╭─ MATERIAL

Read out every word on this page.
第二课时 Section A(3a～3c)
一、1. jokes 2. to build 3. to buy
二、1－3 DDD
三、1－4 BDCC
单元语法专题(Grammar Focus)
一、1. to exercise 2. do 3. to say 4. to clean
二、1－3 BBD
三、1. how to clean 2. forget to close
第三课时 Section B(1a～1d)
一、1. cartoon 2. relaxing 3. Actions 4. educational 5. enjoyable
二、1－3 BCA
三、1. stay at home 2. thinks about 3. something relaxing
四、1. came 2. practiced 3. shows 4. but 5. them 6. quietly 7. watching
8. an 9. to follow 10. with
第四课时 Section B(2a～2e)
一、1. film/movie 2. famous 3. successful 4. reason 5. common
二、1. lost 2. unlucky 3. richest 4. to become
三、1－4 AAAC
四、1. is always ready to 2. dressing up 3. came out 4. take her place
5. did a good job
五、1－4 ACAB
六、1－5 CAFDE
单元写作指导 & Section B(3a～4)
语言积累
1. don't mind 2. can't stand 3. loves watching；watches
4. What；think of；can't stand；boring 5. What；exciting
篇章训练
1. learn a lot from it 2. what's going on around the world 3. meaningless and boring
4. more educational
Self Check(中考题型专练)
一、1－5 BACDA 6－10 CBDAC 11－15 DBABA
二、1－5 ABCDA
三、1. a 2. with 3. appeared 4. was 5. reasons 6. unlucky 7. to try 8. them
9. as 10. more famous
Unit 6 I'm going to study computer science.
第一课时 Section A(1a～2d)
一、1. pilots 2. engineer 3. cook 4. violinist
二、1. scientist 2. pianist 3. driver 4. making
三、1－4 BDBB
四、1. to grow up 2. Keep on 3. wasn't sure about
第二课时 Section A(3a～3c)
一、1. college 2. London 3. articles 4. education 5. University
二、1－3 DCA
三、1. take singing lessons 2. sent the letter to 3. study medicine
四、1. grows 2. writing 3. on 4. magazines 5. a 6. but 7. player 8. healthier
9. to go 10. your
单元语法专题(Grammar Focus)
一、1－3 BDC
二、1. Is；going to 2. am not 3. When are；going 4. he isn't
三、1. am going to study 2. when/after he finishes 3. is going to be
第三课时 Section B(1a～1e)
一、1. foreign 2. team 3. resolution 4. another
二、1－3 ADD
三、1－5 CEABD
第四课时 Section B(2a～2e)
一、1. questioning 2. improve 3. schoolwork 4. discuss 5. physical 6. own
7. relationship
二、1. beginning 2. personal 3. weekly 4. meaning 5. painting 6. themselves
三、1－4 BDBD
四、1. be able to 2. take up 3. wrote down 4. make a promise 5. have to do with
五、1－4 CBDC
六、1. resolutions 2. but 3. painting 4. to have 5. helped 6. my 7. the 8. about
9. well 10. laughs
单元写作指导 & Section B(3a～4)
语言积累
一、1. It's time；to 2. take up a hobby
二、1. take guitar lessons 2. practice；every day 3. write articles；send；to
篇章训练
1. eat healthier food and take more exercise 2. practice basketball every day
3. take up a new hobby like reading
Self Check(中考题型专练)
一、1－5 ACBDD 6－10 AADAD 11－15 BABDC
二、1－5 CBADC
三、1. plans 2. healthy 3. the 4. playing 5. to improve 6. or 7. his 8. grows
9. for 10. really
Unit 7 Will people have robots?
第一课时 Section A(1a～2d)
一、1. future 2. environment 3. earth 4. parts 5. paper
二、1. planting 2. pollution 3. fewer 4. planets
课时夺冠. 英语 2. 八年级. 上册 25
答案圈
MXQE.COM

╰─

_WHAT IS REQUIRED_. Look over the records above and copy each line that includes the string "every".

_ANSWER TO THE EXERCISE_.
Read out every word on this page.
二、1. take guitar lessons 2. practice；every day 3. write articles；send；to
1. eat healthier food and take more exercise 2. practice basketball every day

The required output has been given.